Your goal: Would you reproduce the entries that follow exactly as they appear?

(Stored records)
# # #

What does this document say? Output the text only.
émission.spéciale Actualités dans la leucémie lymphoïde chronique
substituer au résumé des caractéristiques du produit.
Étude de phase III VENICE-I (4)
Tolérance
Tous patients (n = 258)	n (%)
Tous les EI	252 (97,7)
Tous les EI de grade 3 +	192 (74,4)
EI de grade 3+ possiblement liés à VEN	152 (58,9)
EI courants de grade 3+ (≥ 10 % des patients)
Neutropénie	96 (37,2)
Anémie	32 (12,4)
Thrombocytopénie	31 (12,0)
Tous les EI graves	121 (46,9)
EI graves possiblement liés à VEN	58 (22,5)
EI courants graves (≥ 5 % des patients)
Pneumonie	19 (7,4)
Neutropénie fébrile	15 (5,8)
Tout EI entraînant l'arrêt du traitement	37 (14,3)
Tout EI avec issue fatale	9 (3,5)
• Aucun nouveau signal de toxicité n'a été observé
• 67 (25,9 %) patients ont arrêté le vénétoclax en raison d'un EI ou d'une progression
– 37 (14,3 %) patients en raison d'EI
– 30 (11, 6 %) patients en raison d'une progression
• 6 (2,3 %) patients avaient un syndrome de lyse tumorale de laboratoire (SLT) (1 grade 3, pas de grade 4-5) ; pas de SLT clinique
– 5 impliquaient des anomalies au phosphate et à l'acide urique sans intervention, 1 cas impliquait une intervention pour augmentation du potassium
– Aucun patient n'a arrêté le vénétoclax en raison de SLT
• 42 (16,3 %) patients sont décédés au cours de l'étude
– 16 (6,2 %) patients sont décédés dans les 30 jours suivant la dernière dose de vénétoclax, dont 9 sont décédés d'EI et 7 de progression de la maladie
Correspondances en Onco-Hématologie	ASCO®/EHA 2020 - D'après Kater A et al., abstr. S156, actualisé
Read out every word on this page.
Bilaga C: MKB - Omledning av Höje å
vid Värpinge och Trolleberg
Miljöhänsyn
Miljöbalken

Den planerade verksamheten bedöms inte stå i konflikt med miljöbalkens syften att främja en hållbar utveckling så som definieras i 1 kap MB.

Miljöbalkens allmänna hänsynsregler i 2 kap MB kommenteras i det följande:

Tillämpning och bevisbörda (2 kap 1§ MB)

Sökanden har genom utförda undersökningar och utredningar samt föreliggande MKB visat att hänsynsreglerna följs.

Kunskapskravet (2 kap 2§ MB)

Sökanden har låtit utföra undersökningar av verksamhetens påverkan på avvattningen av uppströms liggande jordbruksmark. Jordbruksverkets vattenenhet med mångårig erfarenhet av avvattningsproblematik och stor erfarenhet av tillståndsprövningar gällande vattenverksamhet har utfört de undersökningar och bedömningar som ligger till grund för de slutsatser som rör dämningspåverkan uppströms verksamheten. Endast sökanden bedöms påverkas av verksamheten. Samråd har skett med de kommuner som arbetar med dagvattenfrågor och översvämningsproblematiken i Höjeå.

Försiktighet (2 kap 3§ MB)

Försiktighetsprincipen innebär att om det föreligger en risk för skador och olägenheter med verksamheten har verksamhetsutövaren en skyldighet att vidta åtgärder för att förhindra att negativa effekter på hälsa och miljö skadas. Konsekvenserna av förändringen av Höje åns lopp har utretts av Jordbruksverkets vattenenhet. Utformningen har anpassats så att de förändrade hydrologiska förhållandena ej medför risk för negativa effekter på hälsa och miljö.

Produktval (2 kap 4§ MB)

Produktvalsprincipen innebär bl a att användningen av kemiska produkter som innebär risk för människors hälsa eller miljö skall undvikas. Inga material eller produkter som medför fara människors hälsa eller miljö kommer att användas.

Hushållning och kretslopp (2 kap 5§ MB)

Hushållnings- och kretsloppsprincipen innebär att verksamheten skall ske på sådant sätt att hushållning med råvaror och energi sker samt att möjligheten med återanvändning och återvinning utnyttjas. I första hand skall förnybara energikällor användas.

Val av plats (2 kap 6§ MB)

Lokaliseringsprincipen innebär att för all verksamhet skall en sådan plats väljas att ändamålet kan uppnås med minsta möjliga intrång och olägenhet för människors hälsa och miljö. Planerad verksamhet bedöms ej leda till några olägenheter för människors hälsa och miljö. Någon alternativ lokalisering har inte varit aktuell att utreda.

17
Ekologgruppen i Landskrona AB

# # #

Solved problem:
What does this document say? Output the text only.
émission.spéciale Actualités dans la leucémie lymphoïde chronique
substituer au résumé des caractéristiques du produit.
Étude de phase III VENICE-I (4)
Tolérance
Tous patients (n = 258)	n (%)
Tous les EI	252 (97,7)
Tous les EI de grade 3 +	192 (74,4)
EI de grade 3+ possiblement liés à VEN	152 (58,9)
EI courants de grade 3+ (≥ 10 % des patients)
Neutropénie	96 (37,2)
Anémie	32 (12,4)
Thrombocytopénie	31 (12,0)
Tous les EI graves	121 (46,9)
EI graves possiblement liés à VEN	58 (22,5)
EI courants graves (≥ 5 % des patients)
Pneumonie	19 (7,4)
Neutropénie fébrile	15 (5,8)
Tout EI entraînant l'arrêt du traitement	37 (14,3)
Tout EI avec issue fatale	9 (3,5)
• Aucun nouveau signal de toxicité n'a été observé
• 67 (25,9 %) patients ont arrêté le vénétoclax en raison d'un EI ou d'une progression
– 37 (14,3 %) patients en raison d'EI
– 30 (11, 6 %) patients en raison d'une progression
• 6 (2,3 %) patients avaient un syndrome de lyse tumorale de laboratoire (SLT) (1 grade 3, pas de grade 4-5) ; pas de SLT clinique
– 5 impliquaient des anomalies au phosphate et à l'acide urique sans intervention, 1 cas impliquait une intervention pour augmentation du potassium
– Aucun patient n'a arrêté le vénétoclax en raison de SLT
• 42 (16,3 %) patients sont décédés au cours de l'étude
– 16 (6,2 %) patients sont décédés dans les 30 jours suivant la dernière dose de vénétoclax, dont 9 sont décédés d'EI et 7 de progression de la maladie
Correspondances en Onco-Hématologie	ASCO®/EHA 2020 - D'après Kater A et al., abstr. S156, actualisé
Read out every word on this page.
Bilaga C: MKB - Omledning av Höje å
vid Värpinge och Trolleberg
Miljöhänsyn
Miljöbalken

Den planerade verksamheten bedöms inte stå i konflikt med miljöbalkens syften att främja en hållbar utveckling så som definieras i 1 kap MB.

Miljöbalkens allmänna hänsynsregler i 2 kap MB kommenteras i det följande:

Tillämpning och bevisbörda (2 kap 1§ MB)

Sökanden har genom utförda undersökningar och utredningar samt föreliggande MKB visat att hänsynsreglerna följs.

Kunskapskravet (2 kap 2§ MB)

Sökanden har låtit utföra undersökningar av verksamhetens påverkan på avvattningen av uppströms liggande jordbruksmark. Jordbruksverkets vattenenhet med mångårig erfarenhet av avvattningsproblematik och stor erfarenhet av tillståndsprövningar gällande vattenverksamhet har utfört de undersökningar och bedömningar som ligger till grund för de slutsatser som rör dämningspåverkan uppströms verksamheten. Endast sökanden bedöms påverkas av verksamheten. Samråd har skett med de kommuner som arbetar med dagvattenfrågor och översvämningsproblematiken i Höjeå.

Försiktighet (2 kap 3§ MB)

Försiktighetsprincipen innebär att om det föreligger en risk för skador och olägenheter med verksamheten har verksamhetsutövaren en skyldighet att vidta åtgärder för att förhindra att negativa effekter på hälsa och miljö skadas. Konsekvenserna av förändringen av Höje åns lopp har utretts av Jordbruksverkets vattenenhet. Utformningen har anpassats så att de förändrade hydrologiska förhållandena ej medför risk för negativa effekter på hälsa och miljö.

Produktval (2 kap 4§ MB)

Produktvalsprincipen innebär bl a att användningen av kemiska produkter som innebär risk för människors hälsa eller miljö skall undvikas. Inga material eller produkter som medför fara människors hälsa eller miljö kommer att användas.

Hushållning och kretslopp (2 kap 5§ MB)

Hushållnings- och kretsloppsprincipen innebär att verksamheten skall ske på sådant sätt att hushållning med råvaror och energi sker samt att möjligheten med återanvändning och återvinning utnyttjas. I första hand skall förnybara energikällor användas.

Val av plats (2 kap 6§ MB)

Lokaliseringsprincipen innebär att för all verksamhet skall en sådan plats väljas att ändamålet kan uppnås med minsta möjliga intrång och olägenhet för människors hälsa och miljö. Planerad verksamhet bedöms ej leda till några olägenheter för människors hälsa och miljö. Någon alternativ lokalisering har inte varit aktuell att utreda.

17
Ekologgruppen i Landskrona AB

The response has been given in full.